## BEGIN DATA SHOWN

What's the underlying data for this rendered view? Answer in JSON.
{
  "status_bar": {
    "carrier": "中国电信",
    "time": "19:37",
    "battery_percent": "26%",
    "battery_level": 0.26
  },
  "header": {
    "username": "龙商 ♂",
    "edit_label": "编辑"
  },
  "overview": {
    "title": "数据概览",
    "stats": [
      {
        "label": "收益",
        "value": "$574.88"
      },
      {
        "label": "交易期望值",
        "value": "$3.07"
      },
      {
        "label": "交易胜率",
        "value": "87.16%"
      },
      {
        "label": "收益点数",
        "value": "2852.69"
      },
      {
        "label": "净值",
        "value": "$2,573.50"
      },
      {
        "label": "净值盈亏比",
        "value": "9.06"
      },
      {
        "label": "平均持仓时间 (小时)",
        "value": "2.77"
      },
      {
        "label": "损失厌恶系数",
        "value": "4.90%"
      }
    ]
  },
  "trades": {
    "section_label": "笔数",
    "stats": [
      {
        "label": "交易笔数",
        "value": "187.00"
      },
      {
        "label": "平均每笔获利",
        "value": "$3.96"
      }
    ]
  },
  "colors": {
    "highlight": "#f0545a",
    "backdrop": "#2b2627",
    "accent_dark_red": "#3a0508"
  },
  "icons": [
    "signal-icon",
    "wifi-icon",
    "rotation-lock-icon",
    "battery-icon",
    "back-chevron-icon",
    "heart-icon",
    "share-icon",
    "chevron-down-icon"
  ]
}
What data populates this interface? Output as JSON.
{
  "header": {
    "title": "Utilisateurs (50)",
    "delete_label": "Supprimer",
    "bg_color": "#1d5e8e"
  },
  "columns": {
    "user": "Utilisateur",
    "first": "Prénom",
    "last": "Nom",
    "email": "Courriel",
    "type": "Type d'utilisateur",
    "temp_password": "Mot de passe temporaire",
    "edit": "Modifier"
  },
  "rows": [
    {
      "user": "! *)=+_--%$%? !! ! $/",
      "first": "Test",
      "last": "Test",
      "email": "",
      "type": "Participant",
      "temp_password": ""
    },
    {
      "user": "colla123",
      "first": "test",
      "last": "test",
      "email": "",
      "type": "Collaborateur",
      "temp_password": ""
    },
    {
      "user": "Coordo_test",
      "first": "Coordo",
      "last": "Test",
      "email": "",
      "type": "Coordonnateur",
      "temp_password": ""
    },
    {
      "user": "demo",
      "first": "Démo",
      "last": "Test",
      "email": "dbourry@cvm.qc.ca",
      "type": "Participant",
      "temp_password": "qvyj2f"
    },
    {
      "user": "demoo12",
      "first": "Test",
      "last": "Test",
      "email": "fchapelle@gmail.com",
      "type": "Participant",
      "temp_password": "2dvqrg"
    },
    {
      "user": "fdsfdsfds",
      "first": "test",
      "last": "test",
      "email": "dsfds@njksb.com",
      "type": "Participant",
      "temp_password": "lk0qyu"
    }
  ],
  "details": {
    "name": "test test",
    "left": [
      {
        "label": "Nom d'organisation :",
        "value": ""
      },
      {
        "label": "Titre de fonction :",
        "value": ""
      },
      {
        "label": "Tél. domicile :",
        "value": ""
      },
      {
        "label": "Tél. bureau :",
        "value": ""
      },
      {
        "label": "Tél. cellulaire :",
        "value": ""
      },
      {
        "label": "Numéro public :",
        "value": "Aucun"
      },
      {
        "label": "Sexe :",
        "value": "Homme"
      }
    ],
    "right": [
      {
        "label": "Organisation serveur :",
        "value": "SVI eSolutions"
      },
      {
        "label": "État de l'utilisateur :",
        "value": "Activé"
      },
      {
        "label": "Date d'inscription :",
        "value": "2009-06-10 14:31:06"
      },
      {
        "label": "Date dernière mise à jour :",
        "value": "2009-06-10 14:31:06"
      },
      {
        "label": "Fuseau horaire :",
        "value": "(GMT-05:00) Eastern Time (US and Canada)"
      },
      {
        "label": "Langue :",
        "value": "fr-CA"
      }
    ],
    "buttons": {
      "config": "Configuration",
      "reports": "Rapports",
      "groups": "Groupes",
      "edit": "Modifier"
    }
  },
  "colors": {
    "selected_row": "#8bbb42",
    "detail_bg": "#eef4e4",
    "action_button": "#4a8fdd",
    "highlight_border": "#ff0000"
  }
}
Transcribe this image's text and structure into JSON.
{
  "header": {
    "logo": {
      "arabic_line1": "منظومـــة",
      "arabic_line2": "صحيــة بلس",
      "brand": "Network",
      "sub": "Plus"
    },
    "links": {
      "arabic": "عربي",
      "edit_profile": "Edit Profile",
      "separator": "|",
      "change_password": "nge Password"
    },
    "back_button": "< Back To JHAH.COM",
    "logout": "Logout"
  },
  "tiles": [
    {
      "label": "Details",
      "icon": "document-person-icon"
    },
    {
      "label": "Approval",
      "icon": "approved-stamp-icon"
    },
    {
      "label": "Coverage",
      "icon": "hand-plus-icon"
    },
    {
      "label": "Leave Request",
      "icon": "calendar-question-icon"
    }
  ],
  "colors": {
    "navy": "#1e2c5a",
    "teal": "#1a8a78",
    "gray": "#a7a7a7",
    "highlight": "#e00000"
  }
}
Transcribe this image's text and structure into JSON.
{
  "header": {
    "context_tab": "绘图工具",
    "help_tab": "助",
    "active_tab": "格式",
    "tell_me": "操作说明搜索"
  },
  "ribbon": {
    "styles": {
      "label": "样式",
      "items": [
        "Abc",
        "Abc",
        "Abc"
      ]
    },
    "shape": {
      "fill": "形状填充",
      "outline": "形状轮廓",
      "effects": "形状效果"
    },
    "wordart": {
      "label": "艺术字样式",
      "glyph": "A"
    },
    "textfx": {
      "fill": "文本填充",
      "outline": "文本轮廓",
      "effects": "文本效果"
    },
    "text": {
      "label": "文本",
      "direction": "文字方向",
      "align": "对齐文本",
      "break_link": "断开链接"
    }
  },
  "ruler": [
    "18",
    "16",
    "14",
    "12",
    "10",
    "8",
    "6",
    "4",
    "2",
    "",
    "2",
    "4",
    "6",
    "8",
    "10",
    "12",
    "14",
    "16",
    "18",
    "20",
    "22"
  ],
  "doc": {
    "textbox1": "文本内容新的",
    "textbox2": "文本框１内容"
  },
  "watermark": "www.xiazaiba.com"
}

## END DATA SHOWN

__WORK TO DO__.
Using the entries above, tally how many lines have the word "What" in them; write the number and nothing more.

__TASK OUTPUT__.
2